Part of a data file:
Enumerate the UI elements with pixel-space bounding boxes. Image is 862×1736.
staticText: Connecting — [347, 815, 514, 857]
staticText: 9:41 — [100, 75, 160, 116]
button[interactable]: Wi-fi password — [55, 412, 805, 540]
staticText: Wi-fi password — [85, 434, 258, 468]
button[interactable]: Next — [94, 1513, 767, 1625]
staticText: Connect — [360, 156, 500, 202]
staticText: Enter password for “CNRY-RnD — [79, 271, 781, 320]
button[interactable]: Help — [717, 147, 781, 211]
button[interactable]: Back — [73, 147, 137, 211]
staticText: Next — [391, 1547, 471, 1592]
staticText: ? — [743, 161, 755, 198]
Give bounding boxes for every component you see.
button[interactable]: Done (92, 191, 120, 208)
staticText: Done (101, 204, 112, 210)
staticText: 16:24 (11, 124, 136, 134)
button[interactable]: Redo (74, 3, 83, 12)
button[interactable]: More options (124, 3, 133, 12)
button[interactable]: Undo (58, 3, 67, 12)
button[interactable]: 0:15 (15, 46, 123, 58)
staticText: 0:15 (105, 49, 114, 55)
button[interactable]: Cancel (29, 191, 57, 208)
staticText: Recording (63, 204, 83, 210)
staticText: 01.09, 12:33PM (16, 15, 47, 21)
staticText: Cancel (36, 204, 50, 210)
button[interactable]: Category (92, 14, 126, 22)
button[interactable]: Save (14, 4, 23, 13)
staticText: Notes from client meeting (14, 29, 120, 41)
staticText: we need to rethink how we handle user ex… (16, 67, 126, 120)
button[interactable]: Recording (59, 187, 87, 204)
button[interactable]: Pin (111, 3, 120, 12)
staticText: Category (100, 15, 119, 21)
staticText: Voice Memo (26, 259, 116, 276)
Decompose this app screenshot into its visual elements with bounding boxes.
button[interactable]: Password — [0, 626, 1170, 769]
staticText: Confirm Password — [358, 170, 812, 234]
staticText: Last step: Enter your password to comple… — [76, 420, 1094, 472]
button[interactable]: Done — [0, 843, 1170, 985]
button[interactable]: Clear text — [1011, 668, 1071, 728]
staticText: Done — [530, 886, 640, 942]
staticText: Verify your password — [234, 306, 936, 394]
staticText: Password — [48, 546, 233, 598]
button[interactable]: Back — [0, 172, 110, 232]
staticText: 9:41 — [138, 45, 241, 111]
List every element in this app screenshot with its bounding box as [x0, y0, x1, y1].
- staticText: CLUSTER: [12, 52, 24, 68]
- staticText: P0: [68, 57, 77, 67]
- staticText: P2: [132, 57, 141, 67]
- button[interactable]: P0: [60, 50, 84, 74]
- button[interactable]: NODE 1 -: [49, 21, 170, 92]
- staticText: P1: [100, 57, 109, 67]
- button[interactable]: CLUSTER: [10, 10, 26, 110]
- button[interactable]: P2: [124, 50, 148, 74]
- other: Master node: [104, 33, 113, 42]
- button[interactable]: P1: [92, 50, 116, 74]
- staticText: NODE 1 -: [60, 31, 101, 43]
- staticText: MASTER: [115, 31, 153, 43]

● Exercise details
Can you convert the rows above into a JSON list of strings, one string per line, with any blank lines omitted?

● Response for this exercise
[
  "Enumerate the UI elements with pixel-space bounding boxes. Image is 862×1736.",
  "staticText: Connecting — [347, 815, 514, 857]",
  "staticText: 9:41 — [100, 75, 160, 116]",
  "button[interactable]: Wi-fi password — [55, 412, 805, 540]",
  "staticText: Wi-fi password — [85, 434, 258, 468]",
  "button[interactable]: Next — [94, 1513, 767, 1625]",
  "staticText: Connect — [360, 156, 500, 202]",
  "staticText: Enter password for “CNRY-RnD — [79, 271, 781, 320]",
  "button[interactable]: Help — [717, 147, 781, 211]",
  "button[interactable]: Back — [73, 147, 137, 211]",
  "staticText: Next — [391, 1547, 471, 1592]",
  "staticText: ? — [743, 161, 755, 198]",
  "Give bounding boxes for every component you see.",
  "button[interactable]: Done (92, 191, 120, 208)",
  "staticText: Done (101, 204, 112, 210)",
  "staticText: 16:24 (11, 124, 136, 134)",
  "button[interactable]: Redo (74, 3, 83, 12)",
  "button[interactable]: More options (124, 3, 133, 12)",
  "button[interactable]: Undo (58, 3, 67, 12)",
  "button[interactable]: 0:15 (15, 46, 123, 58)",
  "staticText: 0:15 (105, 49, 114, 55)",
  "button[interactable]: Cancel (29, 191, 57, 208)",
  "staticText: Recording (63, 204, 83, 210)",
  "staticText: 01.09, 12:33PM (16, 15, 47, 21)",
  "staticText: Cancel (36, 204, 50, 210)",
  "button[interactable]: Category (92, 14, 126, 22)",
  "button[interactable]: Save (14, 4, 23, 13)",
  "staticText: Notes from client meeting (14, 29, 120, 41)",
  "staticText: we need to rethink how we handle user ex… (16, 67, 126, 120)",
  "button[interactable]: Recording (59, 187, 87, 204)",
  "button[interactable]: Pin (111, 3, 120, 12)",
  "staticText: Category (100, 15, 119, 21)",
  "staticText: Voice Memo (26, 259, 116, 276)",
  "Decompose this app screenshot into its visual elements with bounding boxes.",
  "button[interactable]: Password — [0, 626, 1170, 769]",
  "staticText: Confirm Password — [358, 170, 812, 234]",
  "staticText: Last step: Enter your password to comple… — [76, 420, 1094, 472]",
  "button[interactable]: Done — [0, 843, 1170, 985]",
  "button[interactable]: Clear text — [1011, 668, 1071, 728]",
  "staticText: Done — [530, 886, 640, 942]",
  "staticText: Verify your password — [234, 306, 936, 394]",
  "staticText: Password — [48, 546, 233, 598]",
  "button[interactable]: Back — [0, 172, 110, 232]",
  "staticText: 9:41 — [138, 45, 241, 111]",
  "List every element in this app screenshot with its bounding box as [x0, y0, x1, y1].",
  "- staticText: CLUSTER: [12, 52, 24, 68]",
  "- staticText: P0: [68, 57, 77, 67]",
  "- staticText: P2: [132, 57, 141, 67]",
  "- button[interactable]: P0: [60, 50, 84, 74]",
  "- button[interactable]: NODE 1 -: [49, 21, 170, 92]",
  "- staticText: P1: [100, 57, 109, 67]",
  "- button[interactable]: CLUSTER: [10, 10, 26, 110]",
  "- button[interactable]: P2: [124, 50, 148, 74]",
  "- other: Master node: [104, 33, 113, 42]",
  "- button[interactable]: P1: [92, 50, 116, 74]",
  "- staticText: NODE 1 -: [60, 31, 101, 43]",
  "- staticText: MASTER: [115, 31, 153, 43]"
]